----- INPUT DATA -----

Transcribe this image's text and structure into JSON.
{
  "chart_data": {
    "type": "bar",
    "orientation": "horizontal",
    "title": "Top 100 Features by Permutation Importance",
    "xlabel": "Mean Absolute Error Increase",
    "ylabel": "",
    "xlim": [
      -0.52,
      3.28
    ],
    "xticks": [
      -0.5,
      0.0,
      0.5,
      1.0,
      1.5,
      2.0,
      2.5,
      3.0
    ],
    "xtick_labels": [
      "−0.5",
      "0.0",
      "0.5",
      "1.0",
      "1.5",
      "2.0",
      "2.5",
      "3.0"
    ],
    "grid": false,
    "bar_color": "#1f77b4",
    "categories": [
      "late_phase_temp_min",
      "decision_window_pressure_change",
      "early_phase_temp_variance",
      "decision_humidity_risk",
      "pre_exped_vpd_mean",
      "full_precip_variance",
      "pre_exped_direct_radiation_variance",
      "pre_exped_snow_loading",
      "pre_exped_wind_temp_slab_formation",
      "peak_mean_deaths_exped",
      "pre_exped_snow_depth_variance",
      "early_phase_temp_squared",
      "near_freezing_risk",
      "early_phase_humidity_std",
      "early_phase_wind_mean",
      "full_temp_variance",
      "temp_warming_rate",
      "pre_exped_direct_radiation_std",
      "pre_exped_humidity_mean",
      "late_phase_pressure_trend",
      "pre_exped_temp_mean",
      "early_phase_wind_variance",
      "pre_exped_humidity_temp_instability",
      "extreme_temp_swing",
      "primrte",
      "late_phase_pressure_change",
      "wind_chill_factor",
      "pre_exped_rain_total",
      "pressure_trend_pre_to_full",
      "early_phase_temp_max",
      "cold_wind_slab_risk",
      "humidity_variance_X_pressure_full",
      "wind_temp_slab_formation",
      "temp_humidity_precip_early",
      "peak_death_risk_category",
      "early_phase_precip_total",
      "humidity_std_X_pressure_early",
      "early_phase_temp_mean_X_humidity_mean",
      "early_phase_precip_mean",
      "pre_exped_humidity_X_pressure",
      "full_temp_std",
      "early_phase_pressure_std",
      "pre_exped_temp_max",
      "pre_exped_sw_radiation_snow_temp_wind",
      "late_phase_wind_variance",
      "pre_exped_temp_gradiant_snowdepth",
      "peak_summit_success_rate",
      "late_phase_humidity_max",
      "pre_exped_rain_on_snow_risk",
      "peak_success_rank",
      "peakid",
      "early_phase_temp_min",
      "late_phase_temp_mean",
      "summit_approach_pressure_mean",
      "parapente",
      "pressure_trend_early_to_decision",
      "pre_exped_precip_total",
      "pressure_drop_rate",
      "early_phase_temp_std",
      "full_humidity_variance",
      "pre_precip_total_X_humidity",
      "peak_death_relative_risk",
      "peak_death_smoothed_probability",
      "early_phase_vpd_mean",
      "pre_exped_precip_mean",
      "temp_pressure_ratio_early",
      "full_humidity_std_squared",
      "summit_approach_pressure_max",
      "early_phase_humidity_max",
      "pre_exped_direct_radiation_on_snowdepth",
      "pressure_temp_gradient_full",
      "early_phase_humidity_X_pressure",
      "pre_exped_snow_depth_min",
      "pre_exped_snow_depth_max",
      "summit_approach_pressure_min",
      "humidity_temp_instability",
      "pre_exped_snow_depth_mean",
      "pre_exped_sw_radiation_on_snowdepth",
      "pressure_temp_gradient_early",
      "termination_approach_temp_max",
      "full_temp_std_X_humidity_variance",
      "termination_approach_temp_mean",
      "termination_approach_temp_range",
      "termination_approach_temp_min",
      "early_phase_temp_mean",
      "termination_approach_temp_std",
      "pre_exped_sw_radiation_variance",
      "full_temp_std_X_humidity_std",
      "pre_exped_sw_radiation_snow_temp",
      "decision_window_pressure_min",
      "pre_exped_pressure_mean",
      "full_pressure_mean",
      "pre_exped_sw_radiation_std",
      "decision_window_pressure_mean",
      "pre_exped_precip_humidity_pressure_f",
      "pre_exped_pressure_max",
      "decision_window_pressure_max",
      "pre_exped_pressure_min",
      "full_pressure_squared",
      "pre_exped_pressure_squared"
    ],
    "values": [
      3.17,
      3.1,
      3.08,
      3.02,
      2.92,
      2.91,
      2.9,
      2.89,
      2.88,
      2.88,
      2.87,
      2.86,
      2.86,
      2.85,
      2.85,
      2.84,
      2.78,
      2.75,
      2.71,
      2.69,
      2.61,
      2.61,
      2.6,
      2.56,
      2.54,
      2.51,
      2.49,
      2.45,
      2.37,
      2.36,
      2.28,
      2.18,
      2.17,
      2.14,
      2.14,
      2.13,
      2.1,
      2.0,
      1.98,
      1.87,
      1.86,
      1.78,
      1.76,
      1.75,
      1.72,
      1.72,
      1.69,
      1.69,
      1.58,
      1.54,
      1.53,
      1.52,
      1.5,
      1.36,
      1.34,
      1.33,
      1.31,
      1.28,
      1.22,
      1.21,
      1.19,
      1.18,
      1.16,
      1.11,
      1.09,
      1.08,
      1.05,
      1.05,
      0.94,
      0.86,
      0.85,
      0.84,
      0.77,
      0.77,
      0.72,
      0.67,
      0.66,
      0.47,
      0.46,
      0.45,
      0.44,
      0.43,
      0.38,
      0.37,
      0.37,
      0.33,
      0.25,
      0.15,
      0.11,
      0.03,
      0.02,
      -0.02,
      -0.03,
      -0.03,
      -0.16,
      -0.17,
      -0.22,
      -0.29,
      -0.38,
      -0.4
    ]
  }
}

-----

■ EXERCISE REQUIREMENTS ■
Extract the full listing and reproduce each line exactly.

■ COMPLETED EXERCISE ■
Transcribe this image's text and structure into JSON.
{
  "chart_data": {
    "type": "bar",
    "orientation": "horizontal",
    "title": "Top 100 Features by Permutation Importance",
    "xlabel": "Mean Absolute Error Increase",
    "ylabel": "",
    "xlim": [
      -0.52,
      3.28
    ],
    "xticks": [
      -0.5,
      0.0,
      0.5,
      1.0,
      1.5,
      2.0,
      2.5,
      3.0
    ],
    "xtick_labels": [
      "−0.5",
      "0.0",
      "0.5",
      "1.0",
      "1.5",
      "2.0",
      "2.5",
      "3.0"
    ],
    "grid": false,
    "bar_color": "#1f77b4",
    "categories": [
      "late_phase_temp_min",
      "decision_window_pressure_change",
      "early_phase_temp_variance",
      "decision_humidity_risk",
      "pre_exped_vpd_mean",
      "full_precip_variance",
      "pre_exped_direct_radiation_variance",
      "pre_exped_snow_loading",
      "pre_exped_wind_temp_slab_formation",
      "peak_mean_deaths_exped",
      "pre_exped_snow_depth_variance",
      "early_phase_temp_squared",
      "near_freezing_risk",
      "early_phase_humidity_std",
      "early_phase_wind_mean",
      "full_temp_variance",
      "temp_warming_rate",
      "pre_exped_direct_radiation_std",
      "pre_exped_humidity_mean",
      "late_phase_pressure_trend",
      "pre_exped_temp_mean",
      "early_phase_wind_variance",
      "pre_exped_humidity_temp_instability",
      "extreme_temp_swing",
      "primrte",
      "late_phase_pressure_change",
      "wind_chill_factor",
      "pre_exped_rain_total",
      "pressure_trend_pre_to_full",
      "early_phase_temp_max",
      "cold_wind_slab_risk",
      "humidity_variance_X_pressure_full",
      "wind_temp_slab_formation",
      "temp_humidity_precip_early",
      "peak_death_risk_category",
      "early_phase_precip_total",
      "humidity_std_X_pressure_early",
      "early_phase_temp_mean_X_humidity_mean",
      "early_phase_precip_mean",
      "pre_exped_humidity_X_pressure",
      "full_temp_std",
      "early_phase_pressure_std",
      "pre_exped_temp_max",
      "pre_exped_sw_radiation_snow_temp_wind",
      "late_phase_wind_variance",
      "pre_exped_temp_gradiant_snowdepth",
      "peak_summit_success_rate",
      "late_phase_humidity_max",
      "pre_exped_rain_on_snow_risk",
      "peak_success_rank",
      "peakid",
      "early_phase_temp_min",
      "late_phase_temp_mean",
      "summit_approach_pressure_mean",
      "parapente",
      "pressure_trend_early_to_decision",
      "pre_exped_precip_total",
      "pressure_drop_rate",
      "early_phase_temp_std",
      "full_humidity_variance",
      "pre_precip_total_X_humidity",
      "peak_death_relative_risk",
      "peak_death_smoothed_probability",
      "early_phase_vpd_mean",
      "pre_exped_precip_mean",
      "temp_pressure_ratio_early",
      "full_humidity_std_squared",
      "summit_approach_pressure_max",
      "early_phase_humidity_max",
      "pre_exped_direct_radiation_on_snowdepth",
      "pressure_temp_gradient_full",
      "early_phase_humidity_X_pressure",
      "pre_exped_snow_depth_min",
      "pre_exped_snow_depth_max",
      "summit_approach_pressure_min",
      "humidity_temp_instability",
      "pre_exped_snow_depth_mean",
      "pre_exped_sw_radiation_on_snowdepth",
      "pressure_temp_gradient_early",
      "termination_approach_temp_max",
      "full_temp_std_X_humidity_variance",
      "termination_approach_temp_mean",
      "termination_approach_temp_range",
      "termination_approach_temp_min",
      "early_phase_temp_mean",
      "termination_approach_temp_std",
      "pre_exped_sw_radiation_variance",
      "full_temp_std_X_humidity_std",
      "pre_exped_sw_radiation_snow_temp",
      "decision_window_pressure_min",
      "pre_exped_pressure_mean",
      "full_pressure_mean",
      "pre_exped_sw_radiation_std",
      "decision_window_pressure_mean",
      "pre_exped_precip_humidity_pressure_f",
      "pre_exped_pressure_max",
      "decision_window_pressure_max",
      "pre_exped_pressure_min",
      "full_pressure_squared",
      "pre_exped_pressure_squared"
    ],
    "values": [
      3.17,
      3.1,
      3.08,
      3.02,
      2.92,
      2.91,
      2.9,
      2.89,
      2.88,
      2.88,
      2.87,
      2.86,
      2.86,
      2.85,
      2.85,
      2.84,
      2.78,
      2.75,
      2.71,
      2.69,
      2.61,
      2.61,
      2.6,
      2.56,
      2.54,
      2.51,
      2.49,
      2.45,
      2.37,
      2.36,
      2.28,
      2.18,
      2.17,
      2.14,
      2.14,
      2.13,
      2.1,
      2.0,
      1.98,
      1.87,
      1.86,
      1.78,
      1.76,
      1.75,
      1.72,
      1.72,
      1.69,
      1.69,
      1.58,
      1.54,
      1.53,
      1.52,
      1.5,
      1.36,
      1.34,
      1.33,
      1.31,
      1.28,
      1.22,
      1.21,
      1.19,
      1.18,
      1.16,
      1.11,
      1.09,
      1.08,
      1.05,
      1.05,
      0.94,
      0.86,
      0.85,
      0.84,
      0.77,
      0.77,
      0.72,
      0.67,
      0.66,
      0.47,
      0.46,
      0.45,
      0.44,
      0.43,
      0.38,
      0.37,
      0.37,
      0.33,
      0.25,
      0.15,
      0.11,
      0.03,
      0.02,
      -0.02,
      -0.03,
      -0.03,
      -0.16,
      -0.17,
      -0.22,
      -0.29,
      -0.38,
      -0.4
    ]
  }
}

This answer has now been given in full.